Begin Records

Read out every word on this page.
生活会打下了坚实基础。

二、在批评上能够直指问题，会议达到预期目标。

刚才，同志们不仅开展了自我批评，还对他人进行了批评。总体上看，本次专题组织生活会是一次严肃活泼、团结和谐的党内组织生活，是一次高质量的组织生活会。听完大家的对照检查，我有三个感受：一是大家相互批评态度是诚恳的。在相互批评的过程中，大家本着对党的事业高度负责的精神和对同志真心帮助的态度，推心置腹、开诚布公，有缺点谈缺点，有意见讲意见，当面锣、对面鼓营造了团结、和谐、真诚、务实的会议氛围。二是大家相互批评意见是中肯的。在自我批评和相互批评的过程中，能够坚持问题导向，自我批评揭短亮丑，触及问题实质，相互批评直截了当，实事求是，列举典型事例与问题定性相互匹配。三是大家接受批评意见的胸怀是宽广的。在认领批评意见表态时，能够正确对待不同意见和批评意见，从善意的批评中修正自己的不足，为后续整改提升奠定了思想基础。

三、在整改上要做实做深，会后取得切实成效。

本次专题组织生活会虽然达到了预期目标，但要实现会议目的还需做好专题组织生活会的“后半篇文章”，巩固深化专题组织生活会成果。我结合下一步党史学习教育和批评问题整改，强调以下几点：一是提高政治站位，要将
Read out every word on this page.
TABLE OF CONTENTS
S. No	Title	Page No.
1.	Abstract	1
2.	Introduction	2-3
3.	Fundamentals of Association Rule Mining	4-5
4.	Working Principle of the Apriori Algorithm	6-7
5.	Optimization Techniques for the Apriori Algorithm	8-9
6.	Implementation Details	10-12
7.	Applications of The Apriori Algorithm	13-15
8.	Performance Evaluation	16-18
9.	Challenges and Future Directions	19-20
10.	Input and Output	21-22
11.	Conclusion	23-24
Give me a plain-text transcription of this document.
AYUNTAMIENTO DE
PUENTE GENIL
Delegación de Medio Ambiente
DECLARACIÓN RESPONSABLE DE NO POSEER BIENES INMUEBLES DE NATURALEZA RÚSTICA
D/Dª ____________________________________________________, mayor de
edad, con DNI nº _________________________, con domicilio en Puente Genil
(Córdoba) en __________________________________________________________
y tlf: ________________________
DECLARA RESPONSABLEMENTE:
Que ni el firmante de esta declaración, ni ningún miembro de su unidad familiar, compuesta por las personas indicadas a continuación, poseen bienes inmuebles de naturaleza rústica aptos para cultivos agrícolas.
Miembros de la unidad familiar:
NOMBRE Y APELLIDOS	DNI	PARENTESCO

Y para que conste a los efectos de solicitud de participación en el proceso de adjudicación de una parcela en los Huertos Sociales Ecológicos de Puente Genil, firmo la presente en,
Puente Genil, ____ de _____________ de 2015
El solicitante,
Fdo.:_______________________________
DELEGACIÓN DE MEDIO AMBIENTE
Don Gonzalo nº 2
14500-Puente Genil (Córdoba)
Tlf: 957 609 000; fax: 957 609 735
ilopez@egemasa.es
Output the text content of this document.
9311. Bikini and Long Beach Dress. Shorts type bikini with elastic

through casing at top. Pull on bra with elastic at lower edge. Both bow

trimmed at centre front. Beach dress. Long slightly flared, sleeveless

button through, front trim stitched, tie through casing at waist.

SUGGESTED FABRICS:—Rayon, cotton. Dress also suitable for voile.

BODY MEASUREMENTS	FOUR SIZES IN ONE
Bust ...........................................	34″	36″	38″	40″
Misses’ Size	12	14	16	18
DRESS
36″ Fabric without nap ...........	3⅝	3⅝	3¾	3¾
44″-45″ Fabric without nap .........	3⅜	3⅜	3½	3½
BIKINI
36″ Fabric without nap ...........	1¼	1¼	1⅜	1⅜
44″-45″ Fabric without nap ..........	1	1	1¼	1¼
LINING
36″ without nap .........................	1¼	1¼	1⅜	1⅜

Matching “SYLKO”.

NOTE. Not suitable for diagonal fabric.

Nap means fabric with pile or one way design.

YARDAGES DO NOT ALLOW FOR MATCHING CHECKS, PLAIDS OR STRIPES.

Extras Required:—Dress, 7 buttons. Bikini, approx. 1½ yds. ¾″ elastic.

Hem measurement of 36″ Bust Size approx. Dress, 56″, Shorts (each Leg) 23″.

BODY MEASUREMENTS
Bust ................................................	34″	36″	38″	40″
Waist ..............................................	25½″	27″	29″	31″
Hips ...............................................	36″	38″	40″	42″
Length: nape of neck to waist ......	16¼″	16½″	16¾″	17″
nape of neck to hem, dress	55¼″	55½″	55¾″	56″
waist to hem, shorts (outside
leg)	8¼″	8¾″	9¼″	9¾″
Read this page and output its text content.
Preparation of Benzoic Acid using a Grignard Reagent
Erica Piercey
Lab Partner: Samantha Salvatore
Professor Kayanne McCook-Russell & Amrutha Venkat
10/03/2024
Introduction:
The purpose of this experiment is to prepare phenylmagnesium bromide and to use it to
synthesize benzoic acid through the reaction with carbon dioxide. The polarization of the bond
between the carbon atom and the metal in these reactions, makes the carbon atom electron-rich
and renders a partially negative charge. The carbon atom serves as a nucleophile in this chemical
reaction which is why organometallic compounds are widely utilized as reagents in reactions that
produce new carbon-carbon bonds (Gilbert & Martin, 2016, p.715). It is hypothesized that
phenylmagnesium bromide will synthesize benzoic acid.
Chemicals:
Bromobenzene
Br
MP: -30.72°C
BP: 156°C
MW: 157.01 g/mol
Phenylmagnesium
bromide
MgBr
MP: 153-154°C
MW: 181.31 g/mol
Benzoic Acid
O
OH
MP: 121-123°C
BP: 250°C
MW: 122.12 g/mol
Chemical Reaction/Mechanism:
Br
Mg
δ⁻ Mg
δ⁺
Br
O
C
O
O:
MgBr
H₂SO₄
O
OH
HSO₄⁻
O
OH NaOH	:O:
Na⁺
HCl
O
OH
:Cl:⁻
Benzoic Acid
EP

End Records

*What to produce:*
Copy, from the material above, each line in which the string "Bust" occurs.

*Complete answer:*
Bust ...........................................	34″	36″	38″	40″
Hem measurement of 36″ Bust Size approx. Dress, 56″, Shorts (each Leg) 23″.
Bust ................................................	34″	36″	38″	40″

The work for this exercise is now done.